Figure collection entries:
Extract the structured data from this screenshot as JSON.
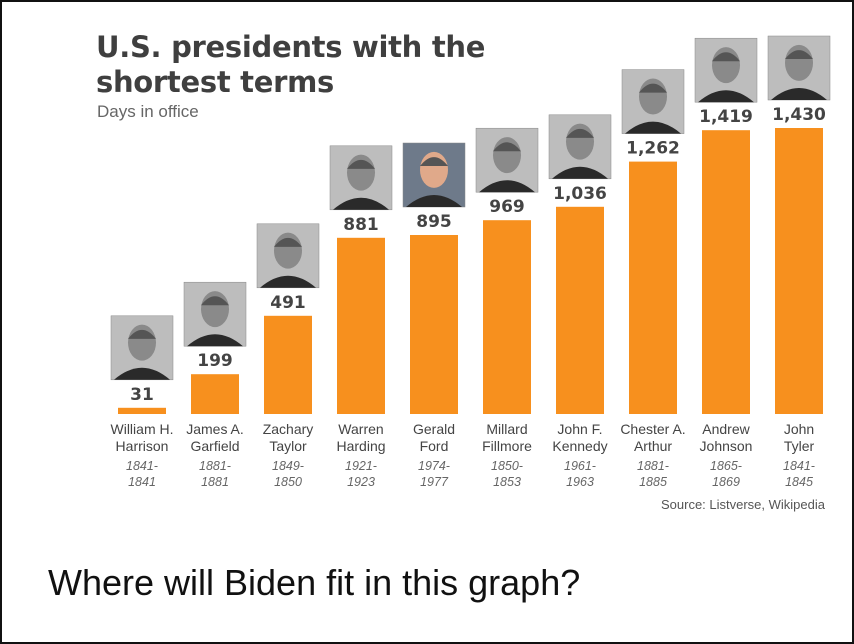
{
  "chart_data": {
    "type": "bar",
    "title_lines": [
      "U.S. presidents with the",
      "shortest terms"
    ],
    "subtitle": "Days in office",
    "source": "Source: Listverse, Wikipedia",
    "bar_color": "#f7901e",
    "value_label_color": "#444444",
    "categories": [
      {
        "name_lines": [
          "William H.",
          "Harrison"
        ],
        "years": [
          "1841-",
          "1841"
        ]
      },
      {
        "name_lines": [
          "James A.",
          "Garfield"
        ],
        "years": [
          "1881-",
          "1881"
        ]
      },
      {
        "name_lines": [
          "Zachary",
          "Taylor"
        ],
        "years": [
          "1849-",
          "1850"
        ]
      },
      {
        "name_lines": [
          "Warren",
          "Harding"
        ],
        "years": [
          "1921-",
          "1923"
        ]
      },
      {
        "name_lines": [
          "Gerald",
          "Ford"
        ],
        "years": [
          "1974-",
          "1977"
        ]
      },
      {
        "name_lines": [
          "Millard",
          "Fillmore"
        ],
        "years": [
          "1850-",
          "1853"
        ]
      },
      {
        "name_lines": [
          "John F.",
          "Kennedy"
        ],
        "years": [
          "1961-",
          "1963"
        ]
      },
      {
        "name_lines": [
          "Chester A.",
          "Arthur"
        ],
        "years": [
          "1881-",
          "1885"
        ]
      },
      {
        "name_lines": [
          "Andrew",
          "Johnson"
        ],
        "years": [
          "1865-",
          "1869"
        ]
      },
      {
        "name_lines": [
          "John",
          "Tyler"
        ],
        "years": [
          "1841-",
          "1845"
        ]
      }
    ],
    "values": [
      31,
      199,
      491,
      881,
      895,
      969,
      1036,
      1262,
      1419,
      1430
    ],
    "value_labels": [
      "31",
      "199",
      "491",
      "881",
      "895",
      "969",
      "1,036",
      "1,262",
      "1,419",
      "1,430"
    ],
    "ylim": [
      0,
      1430
    ],
    "grid": false,
    "legend": "none"
  },
  "caption": "Where will Biden fit in this graph?"
}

■ Directions:
Extract the full listing exactly, with the pictures left out.

■ Reply:
Extract the structured data from this screenshot as JSON.
{
  "chart_data": {
    "type": "bar",
    "title_lines": [
      "U.S. presidents with the",
      "shortest terms"
    ],
    "subtitle": "Days in office",
    "source": "Source: Listverse, Wikipedia",
    "bar_color": "#f7901e",
    "value_label_color": "#444444",
    "categories": [
      {
        "name_lines": [
          "William H.",
          "Harrison"
        ],
        "years": [
          "1841-",
          "1841"
        ]
      },
      {
        "name_lines": [
          "James A.",
          "Garfield"
        ],
        "years": [
          "1881-",
          "1881"
        ]
      },
      {
        "name_lines": [
          "Zachary",
          "Taylor"
        ],
        "years": [
          "1849-",
          "1850"
        ]
      },
      {
        "name_lines": [
          "Warren",
          "Harding"
        ],
        "years": [
          "1921-",
          "1923"
        ]
      },
      {
        "name_lines": [
          "Gerald",
          "Ford"
        ],
        "years": [
          "1974-",
          "1977"
        ]
      },
      {
        "name_lines": [
          "Millard",
          "Fillmore"
        ],
        "years": [
          "1850-",
          "1853"
        ]
      },
      {
        "name_lines": [
          "John F.",
          "Kennedy"
        ],
        "years": [
          "1961-",
          "1963"
        ]
      },
      {
        "name_lines": [
          "Chester A.",
          "Arthur"
        ],
        "years": [
          "1881-",
          "1885"
        ]
      },
      {
        "name_lines": [
          "Andrew",
          "Johnson"
        ],
        "years": [
          "1865-",
          "1869"
        ]
      },
      {
        "name_lines": [
          "John",
          "Tyler"
        ],
        "years": [
          "1841-",
          "1845"
        ]
      }
    ],
    "values": [
      31,
      199,
      491,
      881,
      895,
      969,
      1036,
      1262,
      1419,
      1430
    ],
    "value_labels": [
      "31",
      "199",
      "491",
      "881",
      "895",
      "969",
      "1,036",
      "1,262",
      "1,419",
      "1,430"
    ],
    "ylim": [
      0,
      1430
    ],
    "grid": false,
    "legend": "none"
  },
  "caption": "Where will Biden fit in this graph?"
}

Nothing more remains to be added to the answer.